◆ Material shown:
>>>>>

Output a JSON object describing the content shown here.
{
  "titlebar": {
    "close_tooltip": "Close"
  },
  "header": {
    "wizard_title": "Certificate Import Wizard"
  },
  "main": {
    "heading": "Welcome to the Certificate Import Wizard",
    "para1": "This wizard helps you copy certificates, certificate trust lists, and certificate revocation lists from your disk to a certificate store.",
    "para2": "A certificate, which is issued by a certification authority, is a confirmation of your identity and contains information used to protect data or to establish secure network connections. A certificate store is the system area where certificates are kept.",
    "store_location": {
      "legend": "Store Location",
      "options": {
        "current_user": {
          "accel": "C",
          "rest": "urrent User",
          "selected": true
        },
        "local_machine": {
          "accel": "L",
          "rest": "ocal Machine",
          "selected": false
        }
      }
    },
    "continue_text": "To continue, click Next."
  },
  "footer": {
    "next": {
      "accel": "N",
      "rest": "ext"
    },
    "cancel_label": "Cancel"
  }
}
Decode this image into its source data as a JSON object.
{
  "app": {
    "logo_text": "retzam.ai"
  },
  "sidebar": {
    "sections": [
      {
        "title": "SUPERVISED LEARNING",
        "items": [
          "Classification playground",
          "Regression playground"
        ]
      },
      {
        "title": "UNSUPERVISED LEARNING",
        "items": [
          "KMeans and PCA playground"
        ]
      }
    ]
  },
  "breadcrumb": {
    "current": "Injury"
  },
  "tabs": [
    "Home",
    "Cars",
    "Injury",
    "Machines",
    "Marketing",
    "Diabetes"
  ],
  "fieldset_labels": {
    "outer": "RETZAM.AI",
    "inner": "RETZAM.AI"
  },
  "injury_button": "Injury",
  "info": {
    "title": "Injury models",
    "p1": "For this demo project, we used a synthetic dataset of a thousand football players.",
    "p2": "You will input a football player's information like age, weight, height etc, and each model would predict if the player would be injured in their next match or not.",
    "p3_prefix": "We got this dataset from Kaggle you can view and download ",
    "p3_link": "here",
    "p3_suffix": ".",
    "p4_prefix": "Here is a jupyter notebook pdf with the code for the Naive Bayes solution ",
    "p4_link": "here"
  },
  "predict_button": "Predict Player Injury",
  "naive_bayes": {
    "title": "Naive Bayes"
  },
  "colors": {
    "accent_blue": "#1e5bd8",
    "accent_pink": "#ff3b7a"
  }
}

<<<<<

◆ Given problem: Output only the lines from the one holding "Decode this image" through the last line above, exactly as they appear.

◆ Answer for the task:
Decode this image into its source data as a JSON object.
{
  "app": {
    "logo_text": "retzam.ai"
  },
  "sidebar": {
    "sections": [
      {
        "title": "SUPERVISED LEARNING",
        "items": [
          "Classification playground",
          "Regression playground"
        ]
      },
      {
        "title": "UNSUPERVISED LEARNING",
        "items": [
          "KMeans and PCA playground"
        ]
      }
    ]
  },
  "breadcrumb": {
    "current": "Injury"
  },
  "tabs": [
    "Home",
    "Cars",
    "Injury",
    "Machines",
    "Marketing",
    "Diabetes"
  ],
  "fieldset_labels": {
    "outer": "RETZAM.AI",
    "inner": "RETZAM.AI"
  },
  "injury_button": "Injury",
  "info": {
    "title": "Injury models",
    "p1": "For this demo project, we used a synthetic dataset of a thousand football players.",
    "p2": "You will input a football player's information like age, weight, height etc, and each model would predict if the player would be injured in their next match or not.",
    "p3_prefix": "We got this dataset from Kaggle you can view and download ",
    "p3_link": "here",
    "p3_suffix": ".",
    "p4_prefix": "Here is a jupyter notebook pdf with the code for the Naive Bayes solution ",
    "p4_link": "here"
  },
  "predict_button": "Predict Player Injury",
  "naive_bayes": {
    "title": "Naive Bayes"
  },
  "colors": {
    "accent_blue": "#1e5bd8",
    "accent_pink": "#ff3b7a"
  }
}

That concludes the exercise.